* **EXERCISE INSTRUCTIONS**: Please report every line of the entries that contains the string "button", copying each one in full.

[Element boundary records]
────────────────────────────────────────
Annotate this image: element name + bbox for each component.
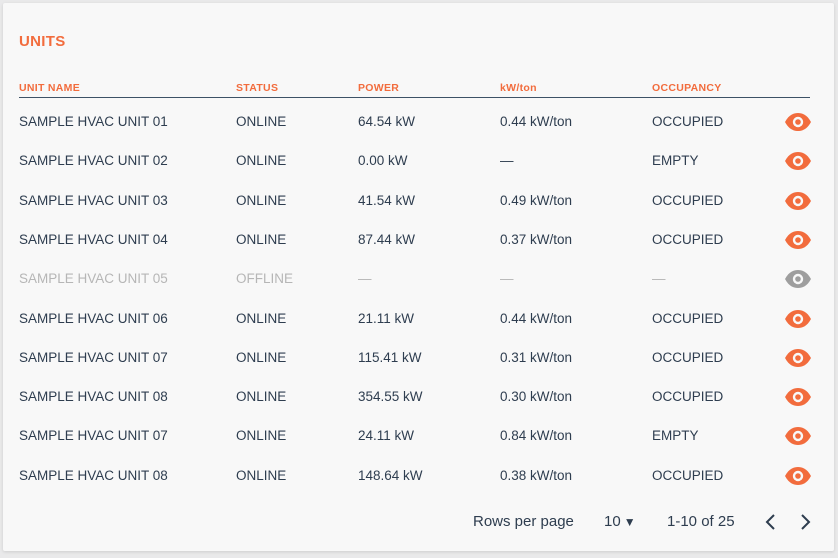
view-unit-button[interactable] <box>784 112 812 132</box>
rows-per-page-select[interactable]: 10 ▼ <box>604 511 636 533</box>
table-row[interactable]: SAMPLE HVAC UNIT 08 ONLINE 354.55 kW 0.30 k… <box>19 377 812 416</box>
column-header-kw-ton[interactable]: kW/ton <box>500 82 537 94</box>
eye-icon <box>785 152 811 171</box>
eye-icon <box>785 230 811 249</box>
view-unit-button[interactable] <box>784 309 812 329</box>
power-cell: 115.41 kW <box>358 349 422 365</box>
unit-name-cell: SAMPLE HVAC UNIT 05 <box>19 271 168 287</box>
status-cell: ONLINE <box>236 389 287 405</box>
unit-name-cell: SAMPLE HVAC UNIT 06 <box>19 310 168 326</box>
status-cell: ONLINE <box>236 114 287 129</box>
power-cell: 354.55 kW <box>358 389 423 405</box>
column-header-power[interactable]: POWER <box>358 82 399 94</box>
kw-ton-cell: 0.30 kW/ton <box>500 389 573 405</box>
occupancy-cell: EMPTY <box>652 153 699 169</box>
occupancy-cell: EMPTY <box>652 428 699 444</box>
eye-icon <box>785 191 811 210</box>
column-header-unit-name[interactable]: UNIT NAME <box>19 82 80 94</box>
kw-ton-cell: 0.38 kW/ton <box>500 467 573 483</box>
occupancy-cell: — <box>652 271 666 287</box>
eye-icon <box>785 348 811 367</box>
table-row[interactable]: SAMPLE HVAC UNIT 06 ONLINE 21.11 kW 0.44 kW… <box>19 299 812 338</box>
status-cell: ONLINE <box>236 310 287 326</box>
unit-name-cell: SAMPLE HVAC UNIT 08 <box>19 389 168 405</box>
status-cell: ONLINE <box>236 467 287 483</box>
units-card: UNITS UNIT NAME STATUS POWER kW/ton OCCU… <box>3 3 834 551</box>
kw-ton-cell: — <box>500 271 514 287</box>
caret-down-icon: ▼ <box>623 515 636 529</box>
status-cell: ONLINE <box>236 428 287 444</box>
power-cell: 148.64 kW <box>358 467 423 483</box>
table-row[interactable]: SAMPLE HVAC UNIT 03 ONLINE 41.54 kW 0.49 kW… <box>19 181 812 220</box>
kw-ton-cell: — <box>500 153 514 169</box>
kw-ton-cell: 0.37 kW/ton <box>500 231 573 247</box>
eye-icon <box>785 466 811 485</box>
view-unit-button[interactable] <box>784 191 812 211</box>
occupancy-cell: OCCUPIED <box>652 389 724 405</box>
table-row[interactable]: SAMPLE HVAC UNIT 02 ONLINE 0.00 kW — EMPTY <box>19 141 812 180</box>
table-row[interactable]: SAMPLE HVAC UNIT 07 ONLINE 24.11 kW 0.84 kW… <box>19 416 812 455</box>
view-unit-button[interactable] <box>784 466 812 486</box>
eye-icon <box>785 113 811 131</box>
power-cell: 21.11 kW <box>358 310 415 326</box>
view-unit-button[interactable] <box>784 230 812 250</box>
occupancy-cell: OCCUPIED <box>652 349 724 365</box>
unit-name-cell: SAMPLE HVAC UNIT 08 <box>19 467 168 483</box>
kw-ton-cell: 0.31 kW/ton <box>500 349 573 365</box>
view-unit-button[interactable] <box>784 387 812 407</box>
unit-name-cell: SAMPLE HVAC UNIT 07 <box>19 349 168 365</box>
status-cell: ONLINE <box>236 231 287 247</box>
next-page-button[interactable] <box>794 511 816 533</box>
power-cell: 64.54 kW <box>358 114 416 129</box>
occupancy-cell: OCCUPIED <box>652 467 724 483</box>
unit-name-cell: SAMPLE HVAC UNIT 03 <box>19 192 168 208</box>
eye-icon <box>785 309 811 328</box>
status-cell: OFFLINE <box>236 271 294 287</box>
status-cell: ONLINE <box>236 192 287 208</box>
table-row[interactable]: SAMPLE HVAC UNIT 07 ONLINE 115.41 kW 0.31 k… <box>19 338 812 377</box>
view-unit-button[interactable] <box>784 151 812 171</box>
kw-ton-cell: 0.49 kW/ton <box>500 192 573 208</box>
eye-icon <box>785 427 811 446</box>
table-row[interactable]: SAMPLE HVAC UNIT 08 ONLINE 148.64 kW 0.38 k… <box>19 456 812 495</box>
occupancy-cell: OCCUPIED <box>652 231 724 247</box>
unit-name-cell: SAMPLE HVAC UNIT 01 <box>19 114 168 129</box>
table-header: UNIT NAME STATUS POWER kW/ton OCCUPANCY <box>19 79 810 98</box>
column-header-occupancy[interactable]: OCCUPANCY <box>652 82 722 94</box>
view-unit-button[interactable] <box>784 269 812 289</box>
chevron-left-icon <box>765 514 775 530</box>
view-unit-button[interactable] <box>784 426 812 446</box>
occupancy-cell: OCCUPIED <box>652 114 724 129</box>
table-row[interactable]: SAMPLE HVAC UNIT 01 ONLINE 64.54 kW 0.44 kW… <box>19 102 812 141</box>
power-cell: 41.54 kW <box>358 192 416 208</box>
unit-name-cell: SAMPLE HVAC UNIT 04 <box>19 231 168 247</box>
rows-per-page-label: Rows per page <box>473 513 574 530</box>
chevron-right-icon <box>801 514 811 530</box>
power-cell: 87.44 kW <box>358 231 416 247</box>
power-cell: 24.11 kW <box>358 428 415 444</box>
kw-ton-cell: 0.84 kW/ton <box>500 428 573 444</box>
power-cell: — <box>358 271 372 287</box>
column-header-status[interactable]: STATUS <box>236 82 278 94</box>
kw-ton-cell: 0.44 kW/ton <box>500 310 573 326</box>
status-cell: ONLINE <box>236 349 287 365</box>
occupancy-cell: OCCUPIED <box>652 310 724 326</box>
kw-ton-cell: 0.44 kW/ton <box>500 114 573 129</box>
rows-per-page-value: 10 <box>604 513 621 530</box>
eye-icon <box>785 388 811 407</box>
power-cell: 0.00 kW <box>358 153 408 169</box>
card-title: UNITS <box>19 33 66 50</box>
view-unit-button[interactable] <box>784 348 812 368</box>
status-cell: ONLINE <box>236 153 287 169</box>
unit-name-cell: SAMPLE HVAC UNIT 02 <box>19 153 168 169</box>
pagination-range: 1-10 of 25 <box>667 513 735 530</box>
unit-name-cell: SAMPLE HVAC UNIT 07 <box>19 428 168 444</box>
previous-page-button[interactable] <box>760 511 782 533</box>
table-row[interactable]: SAMPLE HVAC UNIT 05 OFFLINE — — — <box>19 259 812 298</box>
eye-icon <box>785 270 811 289</box>
table-row[interactable]: SAMPLE HVAC UNIT 04 ONLINE 87.44 kW 0.37 kW… <box>19 220 812 259</box>
occupancy-cell: OCCUPIED <box>652 192 724 208</box>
────────────────────────────────────────
* **FINISHED TASK**:
view-unit-button[interactable] <box>784 112 812 132</box>
view-unit-button[interactable] <box>784 309 812 329</box>
view-unit-button[interactable] <box>784 191 812 211</box>
view-unit-button[interactable] <box>784 466 812 486</box>
view-unit-button[interactable] <box>784 230 812 250</box>
view-unit-button[interactable] <box>784 387 812 407</box>
next-page-button[interactable] <box>794 511 816 533</box>
view-unit-button[interactable] <box>784 151 812 171</box>
view-unit-button[interactable] <box>784 269 812 289</box>
view-unit-button[interactable] <box>784 426 812 446</box>
view-unit-button[interactable] <box>784 348 812 368</box>
previous-page-button[interactable] <box>760 511 782 533</box>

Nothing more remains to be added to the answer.